____ Records shown
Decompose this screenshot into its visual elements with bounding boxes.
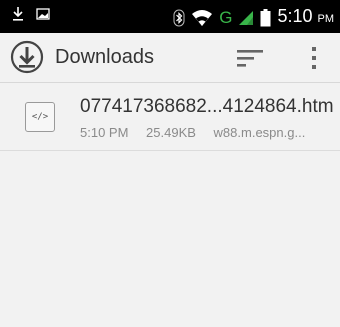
status-ampm: PM	[317, 13, 335, 25]
html-file-icon: </>	[25, 102, 55, 132]
action-bar: Downloads	[0, 33, 340, 83]
status-clock: 5:10 PM	[277, 5, 334, 30]
more-vertical-icon	[312, 47, 316, 69]
network-type-icon: G	[219, 7, 233, 27]
page-title: Downloads	[55, 46, 154, 68]
overflow-menu-button[interactable]	[296, 39, 332, 77]
file-name: 077417368682...4124864.htm	[80, 96, 334, 117]
downloads-app-icon[interactable]	[10, 40, 44, 74]
download-item[interactable]: </> 077417368682...4124864.htm 5:10 PM 2…	[0, 83, 340, 151]
download-notification-icon	[12, 6, 24, 22]
file-size: 25.49KB	[146, 125, 196, 140]
status-bar: G 5:10 PM	[0, 0, 340, 33]
download-source: w88.m.espn.g...	[213, 125, 306, 140]
sort-button[interactable]	[230, 39, 270, 77]
image-notification-icon	[36, 8, 50, 20]
sort-icon	[237, 50, 263, 67]
wifi-icon	[191, 9, 213, 27]
download-list: </> 077417368682...4124864.htm 5:10 PM 2…	[0, 83, 340, 151]
download-meta: 5:10 PM 25.49KB w88.m.espn.g...	[80, 125, 319, 140]
battery-icon	[260, 8, 271, 27]
download-time: 5:10 PM	[80, 125, 129, 140]
cell-signal-icon	[238, 10, 254, 26]
bluetooth-icon	[173, 9, 185, 27]
status-time: 5:10	[277, 6, 313, 26]
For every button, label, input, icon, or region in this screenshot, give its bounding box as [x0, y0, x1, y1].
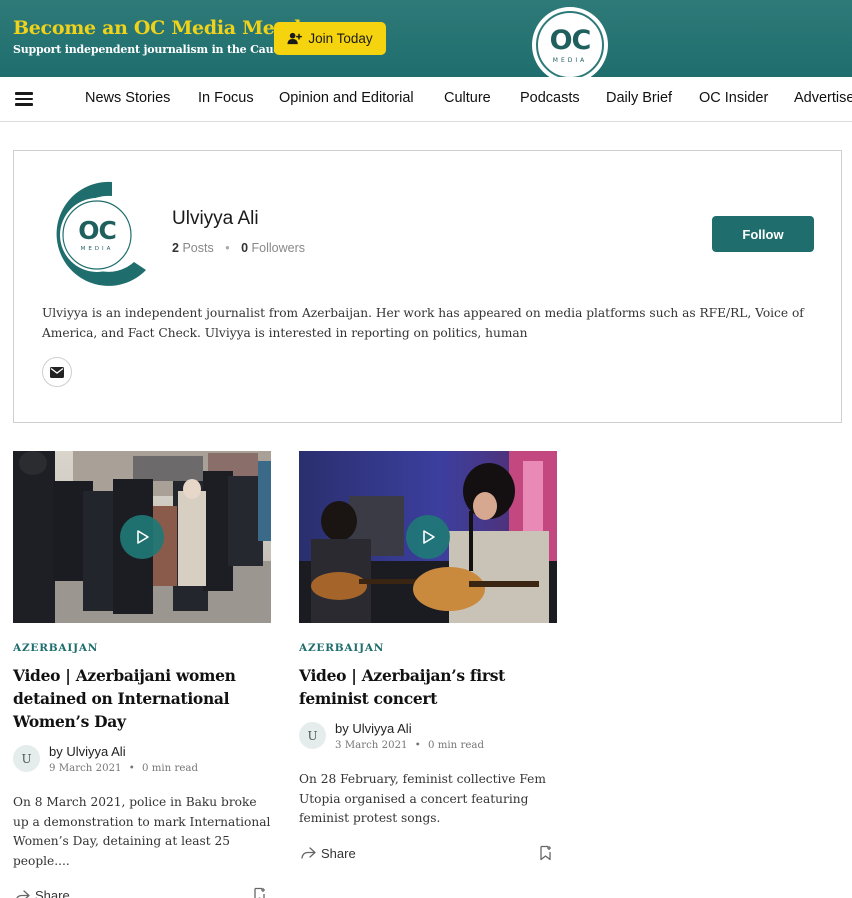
- author-link[interactable]: by Ulviyya Ali: [335, 721, 412, 736]
- share-icon: [301, 847, 316, 859]
- followers-count: 0: [241, 241, 249, 255]
- bookmark-icon: [540, 845, 551, 860]
- author-bio: Ulviyya is an independent journalist fro…: [42, 306, 804, 340]
- main-nav: News Stories In Focus Opinion and Editor…: [0, 77, 852, 122]
- article-byline: U by Ulviyya Ali 3 March 2021 • 0 min re…: [299, 721, 557, 756]
- logo-subtext: MEDIA: [552, 56, 588, 64]
- article-category[interactable]: AZERBAIJAN: [13, 642, 271, 654]
- play-button[interactable]: [406, 515, 450, 559]
- oc-media-logo[interactable]: OC MEDIA: [532, 7, 608, 83]
- author-avatar-text-wrap: OC MEDIA: [65, 218, 129, 252]
- article-meta: 9 March 2021 • 0 min read: [49, 763, 198, 774]
- play-button[interactable]: [120, 515, 164, 559]
- follow-button[interactable]: Follow: [712, 216, 814, 252]
- author-profile-card: OC MEDIA Ulviyya Ali 2 Posts • 0 Followe…: [13, 150, 842, 423]
- mail-icon: [50, 366, 64, 378]
- author-name: Ulviyya Ali: [172, 208, 259, 229]
- play-icon: [423, 530, 435, 544]
- add-person-icon: [287, 32, 303, 45]
- article-footer: Share: [13, 885, 271, 898]
- bookmark-button[interactable]: [253, 887, 267, 898]
- author-avatar-logo-sub: MEDIA: [80, 246, 114, 252]
- share-icon: [16, 889, 30, 898]
- article-date: 9 March 2021: [49, 763, 122, 774]
- followers-label: Followers: [251, 241, 306, 255]
- stats-separator: •: [225, 241, 230, 255]
- mail-button[interactable]: [42, 357, 72, 387]
- nav-item-daily-brief[interactable]: Daily Brief: [606, 90, 672, 106]
- author-avatar-small[interactable]: U: [299, 722, 326, 749]
- article-footer: Share: [299, 843, 557, 867]
- play-icon: [137, 530, 149, 544]
- nav-item-culture[interactable]: Culture: [444, 90, 491, 106]
- membership-banner: Become an OC Media Member Support indepe…: [0, 0, 852, 83]
- hamburger-menu-icon[interactable]: [15, 92, 33, 106]
- article-date: 3 March 2021: [335, 740, 408, 751]
- article-excerpt: On 28 February, feminist collective Fem …: [299, 772, 546, 825]
- nav-item-opinion-editorial[interactable]: Opinion and Editorial: [279, 90, 414, 106]
- share-button[interactable]: Share: [301, 846, 356, 861]
- join-today-button[interactable]: Join Today: [274, 22, 386, 55]
- banner-subtitle: Support independent journalism in the Ca…: [13, 43, 307, 56]
- article-title[interactable]: Video | Azerbaijani women detained on In…: [13, 664, 271, 733]
- author-link[interactable]: by Ulviyya Ali: [49, 744, 126, 759]
- article-category[interactable]: AZERBAIJAN: [299, 642, 557, 654]
- meta-separator: •: [414, 740, 421, 751]
- article-excerpt: On 8 March 2021, police in Baku broke up…: [13, 795, 271, 868]
- author-stats: 2 Posts • 0 Followers: [172, 241, 305, 255]
- article-title[interactable]: Video | Azerbaijan’s first feminist conc…: [299, 664, 557, 710]
- article-thumbnail[interactable]: [13, 451, 271, 623]
- meta-separator: •: [128, 763, 135, 774]
- nav-item-news-stories[interactable]: News Stories: [85, 90, 170, 106]
- posts-label: Posts: [182, 241, 214, 255]
- nav-item-advertise[interactable]: Advertise: [794, 90, 852, 106]
- article-card: AZERBAIJAN Video | Azerbaijan’s first fe…: [299, 451, 557, 867]
- share-label: Share: [35, 888, 70, 898]
- bookmark-icon: [254, 887, 265, 898]
- posts-count: 2: [172, 241, 179, 255]
- article-meta: 3 March 2021 • 0 min read: [335, 740, 484, 751]
- nav-item-podcasts[interactable]: Podcasts: [520, 90, 580, 106]
- article-byline: U by Ulviyya Ali 9 March 2021 • 0 min re…: [13, 744, 271, 779]
- share-label: Share: [321, 845, 356, 861]
- article-card: AZERBAIJAN Video | Azerbaijani women det…: [13, 451, 271, 898]
- author-avatar-small[interactable]: U: [13, 745, 40, 772]
- share-button[interactable]: Share: [15, 888, 70, 898]
- join-today-label: Join Today: [308, 31, 373, 46]
- article-read-time: 0 min read: [428, 740, 484, 751]
- bookmark-button[interactable]: [539, 845, 553, 866]
- nav-item-in-focus[interactable]: In Focus: [198, 90, 254, 106]
- author-avatar-logo: OC: [78, 216, 117, 245]
- nav-item-oc-insider[interactable]: OC Insider: [699, 90, 768, 106]
- logo-text: OC: [549, 24, 592, 56]
- article-thumbnail[interactable]: [299, 451, 557, 623]
- article-read-time: 0 min read: [142, 763, 198, 774]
________
● Task description
Lay out the lines from the one containing "721, 412, 736]" through the one containing "- author-bio: Ulviyya", inclusive, as a numbered list, skipping any blank lines.

● Exercise result
1. - author-link[interactable]: by Ulviyya Ali: [335, 721, 412, 736]
2. - share-icon: [301, 847, 316, 859]
3. - followers-count: 0: [241, 241, 249, 255]
4. - bookmark-icon: [540, 845, 551, 860]
5. - author-bio: Ulviyya is an independent journalist fro…: [42, 306, 804, 340]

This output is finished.